### The problem:
Write out each entry, exactly the way it appears.

[Saved entries]
----

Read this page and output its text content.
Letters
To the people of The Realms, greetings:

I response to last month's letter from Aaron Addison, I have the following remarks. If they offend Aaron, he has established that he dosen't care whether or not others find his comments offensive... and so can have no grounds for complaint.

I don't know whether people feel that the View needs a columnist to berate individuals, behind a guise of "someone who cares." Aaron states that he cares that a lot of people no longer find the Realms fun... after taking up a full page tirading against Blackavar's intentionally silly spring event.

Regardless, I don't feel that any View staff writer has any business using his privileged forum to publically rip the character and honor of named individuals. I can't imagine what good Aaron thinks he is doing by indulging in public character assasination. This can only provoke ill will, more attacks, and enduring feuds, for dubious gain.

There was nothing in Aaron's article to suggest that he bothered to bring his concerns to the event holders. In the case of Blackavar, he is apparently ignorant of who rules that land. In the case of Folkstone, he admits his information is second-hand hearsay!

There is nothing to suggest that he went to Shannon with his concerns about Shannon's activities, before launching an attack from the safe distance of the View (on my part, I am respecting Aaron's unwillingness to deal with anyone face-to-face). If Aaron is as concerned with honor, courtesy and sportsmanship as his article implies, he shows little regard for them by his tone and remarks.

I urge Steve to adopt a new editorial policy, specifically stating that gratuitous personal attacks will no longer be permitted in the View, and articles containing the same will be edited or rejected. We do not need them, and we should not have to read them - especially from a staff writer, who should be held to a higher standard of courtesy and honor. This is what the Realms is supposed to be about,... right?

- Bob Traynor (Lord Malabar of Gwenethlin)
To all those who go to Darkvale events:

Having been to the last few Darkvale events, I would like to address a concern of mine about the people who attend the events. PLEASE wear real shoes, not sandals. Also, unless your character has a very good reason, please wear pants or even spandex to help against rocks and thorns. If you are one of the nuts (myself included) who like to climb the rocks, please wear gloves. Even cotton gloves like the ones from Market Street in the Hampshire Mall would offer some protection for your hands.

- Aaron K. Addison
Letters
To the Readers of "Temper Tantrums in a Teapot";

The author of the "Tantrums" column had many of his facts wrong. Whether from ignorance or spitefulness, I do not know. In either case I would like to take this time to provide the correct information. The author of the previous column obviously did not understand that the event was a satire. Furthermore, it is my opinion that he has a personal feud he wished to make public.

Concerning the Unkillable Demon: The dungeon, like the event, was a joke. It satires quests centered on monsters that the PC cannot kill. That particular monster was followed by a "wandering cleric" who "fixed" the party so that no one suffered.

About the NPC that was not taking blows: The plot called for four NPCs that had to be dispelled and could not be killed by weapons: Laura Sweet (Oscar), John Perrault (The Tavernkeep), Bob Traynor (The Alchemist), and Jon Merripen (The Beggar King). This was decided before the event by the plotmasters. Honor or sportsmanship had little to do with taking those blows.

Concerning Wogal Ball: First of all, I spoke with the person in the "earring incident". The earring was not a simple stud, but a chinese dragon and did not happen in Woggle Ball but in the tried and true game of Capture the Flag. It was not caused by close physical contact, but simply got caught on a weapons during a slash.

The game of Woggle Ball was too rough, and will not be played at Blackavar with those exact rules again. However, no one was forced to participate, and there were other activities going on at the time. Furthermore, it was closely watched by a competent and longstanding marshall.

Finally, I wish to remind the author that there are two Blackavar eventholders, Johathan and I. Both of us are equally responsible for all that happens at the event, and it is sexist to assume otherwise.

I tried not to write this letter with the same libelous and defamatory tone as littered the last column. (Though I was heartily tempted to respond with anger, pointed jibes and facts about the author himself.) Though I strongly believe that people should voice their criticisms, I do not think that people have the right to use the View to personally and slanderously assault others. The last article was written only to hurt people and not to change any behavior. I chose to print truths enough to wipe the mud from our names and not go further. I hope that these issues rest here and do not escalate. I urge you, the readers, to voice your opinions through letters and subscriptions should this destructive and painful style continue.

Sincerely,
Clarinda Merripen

----

### Answer to this problem:
Read this page and output its text content.
Letters
To the people of The Realms, greetings:

I response to last month's letter from Aaron Addison, I have the following remarks. If they offend Aaron, he has established that he dosen't care whether or not others find his comments offensive... and so can have no grounds for complaint.

I don't know whether people feel that the View needs a columnist to berate individuals, behind a guise of "someone who cares." Aaron states that he cares that a lot of people no longer find the Realms fun... after taking up a full page tirading against Blackavar's intentionally silly spring event.

Regardless, I don't feel that any View staff writer has any business using his privileged forum to publically rip the character and honor of named individuals. I can't imagine what good Aaron thinks he is doing by indulging in public character assasination. This can only provoke ill will, more attacks, and enduring feuds, for dubious gain.

There was nothing in Aaron's article to suggest that he bothered to bring his concerns to the event holders. In the case of Blackavar, he is apparently ignorant of who rules that land. In the case of Folkstone, he admits his information is second-hand hearsay!

There is nothing to suggest that he went to Shannon with his concerns about Shannon's activities, before launching an attack from the safe distance of the View (on my part, I am respecting Aaron's unwillingness to deal with anyone face-to-face). If Aaron is as concerned with honor, courtesy and sportsmanship as his article implies, he shows little regard for them by his tone and remarks.

I urge Steve to adopt a new editorial policy, specifically stating that gratuitous personal attacks will no longer be permitted in the View, and articles containing the same will be edited or rejected. We do not need them, and we should not have to read them - especially from a staff writer, who should be held to a higher standard of courtesy and honor. This is what the Realms is supposed to be about,... right?

- Bob Traynor (Lord Malabar of Gwenethlin)
To all those who go to Darkvale events:

Having been to the last few Darkvale events, I would like to address a concern of mine about the people who attend the events. PLEASE wear real shoes, not sandals. Also, unless your character has a very good reason, please wear pants or even spandex to help against rocks and thorns. If you are one of the nuts (myself included) who like to climb the rocks, please wear gloves. Even cotton gloves like the ones from Market Street in the Hampshire Mall would offer some protection for your hands.

- Aaron K. Addison
Letters
To the Readers of "Temper Tantrums in a Teapot";

The author of the "Tantrums" column had many of his facts wrong. Whether from ignorance or spitefulness, I do not know. In either case I would like to take this time to provide the correct information. The author of the previous column obviously did not understand that the event was a satire. Furthermore, it is my opinion that he has a personal feud he wished to make public.

Concerning the Unkillable Demon: The dungeon, like the event, was a joke. It satires quests centered on monsters that the PC cannot kill. That particular monster was followed by a "wandering cleric" who "fixed" the party so that no one suffered.

About the NPC that was not taking blows: The plot called for four NPCs that had to be dispelled and could not be killed by weapons: Laura Sweet (Oscar), John Perrault (The Tavernkeep), Bob Traynor (The Alchemist), and Jon Merripen (The Beggar King). This was decided before the event by the plotmasters. Honor or sportsmanship had little to do with taking those blows.

Concerning Wogal Ball: First of all, I spoke with the person in the "earring incident". The earring was not a simple stud, but a chinese dragon and did not happen in Woggle Ball but in the tried and true game of Capture the Flag. It was not caused by close physical contact, but simply got caught on a weapons during a slash.

The game of Woggle Ball was too rough, and will not be played at Blackavar with those exact rules again. However, no one was forced to participate, and there were other activities going on at the time. Furthermore, it was closely watched by a competent and longstanding marshall.

Finally, I wish to remind the author that there are two Blackavar eventholders, Johathan and I. Both of us are equally responsible for all that happens at the event, and it is sexist to assume otherwise.

I tried not to write this letter with the same libelous and defamatory tone as littered the last column. (Though I was heartily tempted to respond with anger, pointed jibes and facts about the author himself.) Though I strongly believe that people should voice their criticisms, I do not think that people have the right to use the View to personally and slanderously assault others. The last article was written only to hurt people and not to change any behavior. I chose to print truths enough to wipe the mud from our names and not go further. I hope that these issues rest here and do not escalate. I urge you, the readers, to voice your opinions through letters and subscriptions should this destructive and painful style continue.

Sincerely,
Clarinda Merripen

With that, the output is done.